— Data supplied —

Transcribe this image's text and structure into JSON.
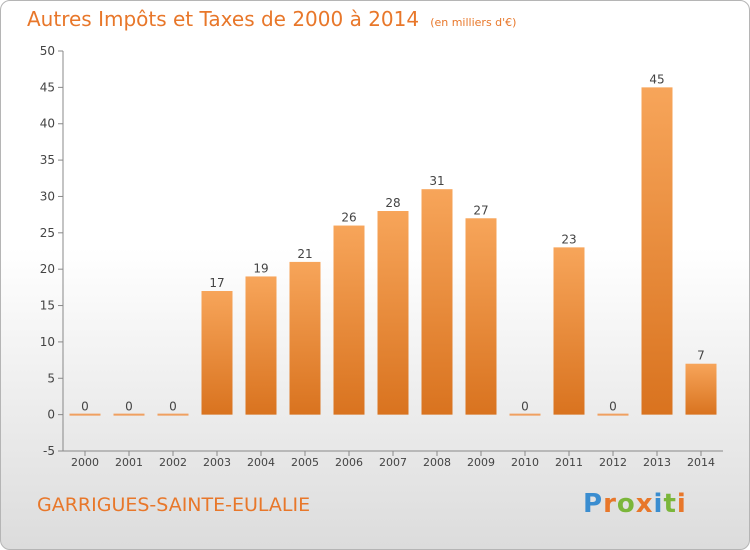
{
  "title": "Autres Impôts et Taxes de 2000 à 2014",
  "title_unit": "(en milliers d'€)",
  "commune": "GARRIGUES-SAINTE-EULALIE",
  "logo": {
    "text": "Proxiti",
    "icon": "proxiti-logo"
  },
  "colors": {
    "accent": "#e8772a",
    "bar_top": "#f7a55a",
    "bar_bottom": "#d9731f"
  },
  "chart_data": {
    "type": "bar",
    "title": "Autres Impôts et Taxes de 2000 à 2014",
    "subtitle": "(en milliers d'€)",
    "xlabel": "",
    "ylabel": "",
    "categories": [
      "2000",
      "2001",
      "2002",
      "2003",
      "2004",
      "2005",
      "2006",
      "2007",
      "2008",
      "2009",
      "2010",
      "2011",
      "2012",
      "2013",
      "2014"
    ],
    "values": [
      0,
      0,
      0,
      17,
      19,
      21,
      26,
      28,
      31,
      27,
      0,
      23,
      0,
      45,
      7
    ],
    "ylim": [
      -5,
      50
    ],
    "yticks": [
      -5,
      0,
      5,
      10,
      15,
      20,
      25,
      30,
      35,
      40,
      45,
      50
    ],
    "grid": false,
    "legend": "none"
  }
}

— Exercise —
Pull out all lines containing "Impôts".

— Solution to this problem —
  "title": "Autres Impôts et Taxes de 2000 à 2014",
    "title": "Autres Impôts et Taxes de 2000 à 2014",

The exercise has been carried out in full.